-- begin Task inputs --
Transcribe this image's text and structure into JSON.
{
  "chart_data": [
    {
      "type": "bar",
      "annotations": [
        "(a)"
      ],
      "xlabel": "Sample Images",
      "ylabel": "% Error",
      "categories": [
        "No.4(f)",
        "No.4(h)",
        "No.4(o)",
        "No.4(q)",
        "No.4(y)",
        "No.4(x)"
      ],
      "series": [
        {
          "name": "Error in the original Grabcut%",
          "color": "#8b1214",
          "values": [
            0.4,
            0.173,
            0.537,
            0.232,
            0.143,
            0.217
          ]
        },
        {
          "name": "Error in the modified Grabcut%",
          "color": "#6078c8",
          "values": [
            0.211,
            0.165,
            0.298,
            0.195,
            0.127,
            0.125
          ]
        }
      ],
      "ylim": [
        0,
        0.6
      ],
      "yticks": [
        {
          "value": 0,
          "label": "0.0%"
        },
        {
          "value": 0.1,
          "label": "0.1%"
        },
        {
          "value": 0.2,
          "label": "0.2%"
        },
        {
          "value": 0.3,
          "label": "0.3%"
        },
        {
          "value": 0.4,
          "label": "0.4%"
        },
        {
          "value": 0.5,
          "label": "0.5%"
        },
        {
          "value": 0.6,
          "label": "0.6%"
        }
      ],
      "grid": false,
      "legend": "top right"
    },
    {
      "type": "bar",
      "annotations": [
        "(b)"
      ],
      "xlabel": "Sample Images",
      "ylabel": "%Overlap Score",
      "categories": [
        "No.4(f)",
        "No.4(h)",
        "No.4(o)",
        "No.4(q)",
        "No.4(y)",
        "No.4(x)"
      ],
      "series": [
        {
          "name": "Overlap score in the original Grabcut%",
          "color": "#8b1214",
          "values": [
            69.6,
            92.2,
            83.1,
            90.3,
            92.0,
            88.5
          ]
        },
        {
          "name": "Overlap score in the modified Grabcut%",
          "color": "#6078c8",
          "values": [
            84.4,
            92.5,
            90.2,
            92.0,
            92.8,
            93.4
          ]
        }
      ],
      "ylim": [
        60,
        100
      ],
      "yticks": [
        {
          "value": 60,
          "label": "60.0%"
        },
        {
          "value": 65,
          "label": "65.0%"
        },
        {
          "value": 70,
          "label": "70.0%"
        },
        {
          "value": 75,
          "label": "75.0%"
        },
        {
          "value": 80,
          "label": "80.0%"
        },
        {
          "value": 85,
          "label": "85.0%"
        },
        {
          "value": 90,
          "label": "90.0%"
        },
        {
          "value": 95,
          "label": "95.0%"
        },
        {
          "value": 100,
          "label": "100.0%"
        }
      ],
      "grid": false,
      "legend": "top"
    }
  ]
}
-- end Task inputs --
Return all lines containing "original".

          "name": "Error in the original Grabcut%",
          "name": "Overlap score in the original Grabcut%",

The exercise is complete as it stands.